Items from a figure collection
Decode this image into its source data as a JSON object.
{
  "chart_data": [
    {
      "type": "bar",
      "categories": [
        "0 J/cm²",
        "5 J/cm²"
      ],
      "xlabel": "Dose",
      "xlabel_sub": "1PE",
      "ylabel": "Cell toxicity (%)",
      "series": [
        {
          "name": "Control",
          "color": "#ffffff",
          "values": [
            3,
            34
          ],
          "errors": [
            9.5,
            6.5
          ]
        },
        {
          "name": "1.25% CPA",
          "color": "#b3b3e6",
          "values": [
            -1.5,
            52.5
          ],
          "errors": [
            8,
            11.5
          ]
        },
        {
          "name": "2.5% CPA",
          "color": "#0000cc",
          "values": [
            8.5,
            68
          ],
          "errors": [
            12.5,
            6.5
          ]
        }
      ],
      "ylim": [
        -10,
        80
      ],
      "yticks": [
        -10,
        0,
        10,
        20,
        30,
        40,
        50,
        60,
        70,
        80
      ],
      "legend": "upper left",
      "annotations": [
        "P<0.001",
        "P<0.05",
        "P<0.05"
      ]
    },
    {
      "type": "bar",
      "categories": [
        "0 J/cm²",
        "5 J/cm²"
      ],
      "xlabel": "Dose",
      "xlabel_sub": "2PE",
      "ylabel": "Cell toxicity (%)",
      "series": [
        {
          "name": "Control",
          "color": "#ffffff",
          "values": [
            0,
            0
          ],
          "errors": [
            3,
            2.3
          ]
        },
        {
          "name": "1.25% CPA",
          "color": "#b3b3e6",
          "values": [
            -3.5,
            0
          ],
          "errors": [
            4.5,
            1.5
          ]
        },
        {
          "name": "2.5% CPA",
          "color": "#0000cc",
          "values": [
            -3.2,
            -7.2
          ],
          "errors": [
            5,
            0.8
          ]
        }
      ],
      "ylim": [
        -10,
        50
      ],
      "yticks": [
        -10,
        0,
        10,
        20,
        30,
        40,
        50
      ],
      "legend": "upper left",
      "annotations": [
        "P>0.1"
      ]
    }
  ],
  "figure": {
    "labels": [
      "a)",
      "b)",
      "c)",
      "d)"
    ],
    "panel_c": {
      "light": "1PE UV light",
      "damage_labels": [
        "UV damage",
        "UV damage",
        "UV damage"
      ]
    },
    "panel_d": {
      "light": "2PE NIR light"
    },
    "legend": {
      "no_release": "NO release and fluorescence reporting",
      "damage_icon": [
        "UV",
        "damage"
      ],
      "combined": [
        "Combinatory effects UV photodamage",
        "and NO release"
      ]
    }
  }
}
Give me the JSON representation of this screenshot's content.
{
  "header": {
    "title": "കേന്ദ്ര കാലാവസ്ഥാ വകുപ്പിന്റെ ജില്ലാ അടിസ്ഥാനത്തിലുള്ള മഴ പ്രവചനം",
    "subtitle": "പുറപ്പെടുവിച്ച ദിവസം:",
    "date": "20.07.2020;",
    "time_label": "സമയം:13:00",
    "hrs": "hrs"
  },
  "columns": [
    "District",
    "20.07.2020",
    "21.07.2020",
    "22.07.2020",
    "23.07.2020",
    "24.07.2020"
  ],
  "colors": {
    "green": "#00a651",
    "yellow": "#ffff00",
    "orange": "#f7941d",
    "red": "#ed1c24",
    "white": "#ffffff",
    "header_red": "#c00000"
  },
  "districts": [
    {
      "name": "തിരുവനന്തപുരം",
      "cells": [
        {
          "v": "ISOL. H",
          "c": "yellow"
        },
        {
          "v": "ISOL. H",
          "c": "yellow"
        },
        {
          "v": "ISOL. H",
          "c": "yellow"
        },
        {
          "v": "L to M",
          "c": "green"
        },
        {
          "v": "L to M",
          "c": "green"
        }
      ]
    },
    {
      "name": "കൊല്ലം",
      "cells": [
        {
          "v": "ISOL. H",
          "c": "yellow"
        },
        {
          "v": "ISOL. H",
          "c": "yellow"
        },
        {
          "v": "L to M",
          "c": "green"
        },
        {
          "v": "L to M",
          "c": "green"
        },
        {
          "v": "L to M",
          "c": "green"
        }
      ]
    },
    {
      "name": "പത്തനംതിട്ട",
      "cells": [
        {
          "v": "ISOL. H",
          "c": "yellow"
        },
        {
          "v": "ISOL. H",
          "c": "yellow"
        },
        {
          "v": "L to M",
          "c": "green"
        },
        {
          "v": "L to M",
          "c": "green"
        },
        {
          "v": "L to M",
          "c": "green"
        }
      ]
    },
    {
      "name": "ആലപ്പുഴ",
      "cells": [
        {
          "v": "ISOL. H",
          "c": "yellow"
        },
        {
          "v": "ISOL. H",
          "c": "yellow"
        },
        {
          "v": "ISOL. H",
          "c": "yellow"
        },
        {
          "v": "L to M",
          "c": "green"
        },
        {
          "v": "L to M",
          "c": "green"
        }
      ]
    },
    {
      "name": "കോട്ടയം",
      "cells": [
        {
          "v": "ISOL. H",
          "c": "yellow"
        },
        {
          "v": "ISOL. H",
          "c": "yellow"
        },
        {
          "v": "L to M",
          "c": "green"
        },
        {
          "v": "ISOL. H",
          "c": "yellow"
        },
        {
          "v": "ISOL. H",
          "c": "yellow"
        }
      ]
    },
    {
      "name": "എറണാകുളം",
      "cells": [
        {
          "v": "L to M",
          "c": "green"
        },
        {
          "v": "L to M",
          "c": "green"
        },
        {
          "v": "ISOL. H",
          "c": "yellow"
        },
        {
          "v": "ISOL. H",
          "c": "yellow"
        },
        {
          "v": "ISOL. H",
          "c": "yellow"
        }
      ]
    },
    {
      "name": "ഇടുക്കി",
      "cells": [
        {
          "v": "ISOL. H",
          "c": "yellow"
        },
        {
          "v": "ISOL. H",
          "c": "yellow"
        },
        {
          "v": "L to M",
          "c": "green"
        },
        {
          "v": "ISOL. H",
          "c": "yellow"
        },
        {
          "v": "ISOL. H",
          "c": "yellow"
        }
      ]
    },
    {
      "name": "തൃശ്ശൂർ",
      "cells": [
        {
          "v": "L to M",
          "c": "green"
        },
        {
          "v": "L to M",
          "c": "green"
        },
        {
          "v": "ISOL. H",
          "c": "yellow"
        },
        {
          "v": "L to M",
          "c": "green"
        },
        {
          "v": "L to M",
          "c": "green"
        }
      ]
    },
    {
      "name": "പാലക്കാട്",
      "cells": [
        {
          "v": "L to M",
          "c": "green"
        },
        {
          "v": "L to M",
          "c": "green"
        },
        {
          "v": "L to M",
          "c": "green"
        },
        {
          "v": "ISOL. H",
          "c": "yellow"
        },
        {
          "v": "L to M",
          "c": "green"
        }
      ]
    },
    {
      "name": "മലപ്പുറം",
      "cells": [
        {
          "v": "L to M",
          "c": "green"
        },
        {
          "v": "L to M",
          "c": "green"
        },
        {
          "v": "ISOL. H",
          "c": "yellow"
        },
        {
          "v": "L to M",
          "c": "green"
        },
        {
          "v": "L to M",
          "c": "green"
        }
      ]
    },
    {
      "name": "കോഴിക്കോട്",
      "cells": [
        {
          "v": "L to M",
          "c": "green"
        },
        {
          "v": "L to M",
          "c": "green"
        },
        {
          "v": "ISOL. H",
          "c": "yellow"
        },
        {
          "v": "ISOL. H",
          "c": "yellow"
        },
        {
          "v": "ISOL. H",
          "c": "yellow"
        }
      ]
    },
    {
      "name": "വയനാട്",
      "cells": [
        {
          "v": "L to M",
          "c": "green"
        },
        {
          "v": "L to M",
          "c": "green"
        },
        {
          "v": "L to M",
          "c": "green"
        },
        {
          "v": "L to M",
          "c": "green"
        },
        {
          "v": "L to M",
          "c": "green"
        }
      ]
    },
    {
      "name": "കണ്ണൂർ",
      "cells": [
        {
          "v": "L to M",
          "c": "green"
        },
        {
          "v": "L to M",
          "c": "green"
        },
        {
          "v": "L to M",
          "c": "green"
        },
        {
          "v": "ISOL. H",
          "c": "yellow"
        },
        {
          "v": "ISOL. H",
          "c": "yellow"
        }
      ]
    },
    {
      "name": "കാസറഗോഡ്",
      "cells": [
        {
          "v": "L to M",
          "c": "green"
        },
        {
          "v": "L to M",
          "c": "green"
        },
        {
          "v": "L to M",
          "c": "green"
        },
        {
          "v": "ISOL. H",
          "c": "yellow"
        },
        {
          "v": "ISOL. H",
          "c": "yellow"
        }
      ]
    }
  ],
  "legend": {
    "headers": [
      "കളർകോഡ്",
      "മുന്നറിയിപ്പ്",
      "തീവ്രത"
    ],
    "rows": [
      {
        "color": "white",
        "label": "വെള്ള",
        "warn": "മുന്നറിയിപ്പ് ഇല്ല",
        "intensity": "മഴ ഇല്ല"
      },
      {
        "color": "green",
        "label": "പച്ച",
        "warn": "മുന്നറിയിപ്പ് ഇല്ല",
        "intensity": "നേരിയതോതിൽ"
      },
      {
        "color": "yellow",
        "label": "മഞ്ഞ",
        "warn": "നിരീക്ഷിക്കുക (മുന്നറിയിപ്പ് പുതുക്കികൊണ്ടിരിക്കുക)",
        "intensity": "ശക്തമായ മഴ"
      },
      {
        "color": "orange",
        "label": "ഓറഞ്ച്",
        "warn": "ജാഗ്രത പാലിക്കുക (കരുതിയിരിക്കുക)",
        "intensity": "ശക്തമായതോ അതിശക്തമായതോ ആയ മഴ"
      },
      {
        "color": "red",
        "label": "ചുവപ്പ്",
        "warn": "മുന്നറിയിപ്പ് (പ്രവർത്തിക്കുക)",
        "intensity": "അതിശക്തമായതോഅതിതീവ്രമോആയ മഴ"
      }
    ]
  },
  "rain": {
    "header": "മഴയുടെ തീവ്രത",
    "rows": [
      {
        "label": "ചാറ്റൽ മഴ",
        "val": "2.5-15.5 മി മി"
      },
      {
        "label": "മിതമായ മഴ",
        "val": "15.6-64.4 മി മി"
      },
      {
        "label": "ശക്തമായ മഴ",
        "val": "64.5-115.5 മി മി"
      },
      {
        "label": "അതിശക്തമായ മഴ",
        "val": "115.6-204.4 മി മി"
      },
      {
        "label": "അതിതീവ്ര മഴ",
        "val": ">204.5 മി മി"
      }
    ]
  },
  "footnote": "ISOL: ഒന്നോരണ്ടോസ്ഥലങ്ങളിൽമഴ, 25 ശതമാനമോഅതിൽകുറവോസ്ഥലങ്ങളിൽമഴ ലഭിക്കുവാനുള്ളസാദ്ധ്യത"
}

WRITTEN TASK
How many of the lines above include the string "light"? Reply with the number by itself.

RESULT OF THIS EXERCISE
2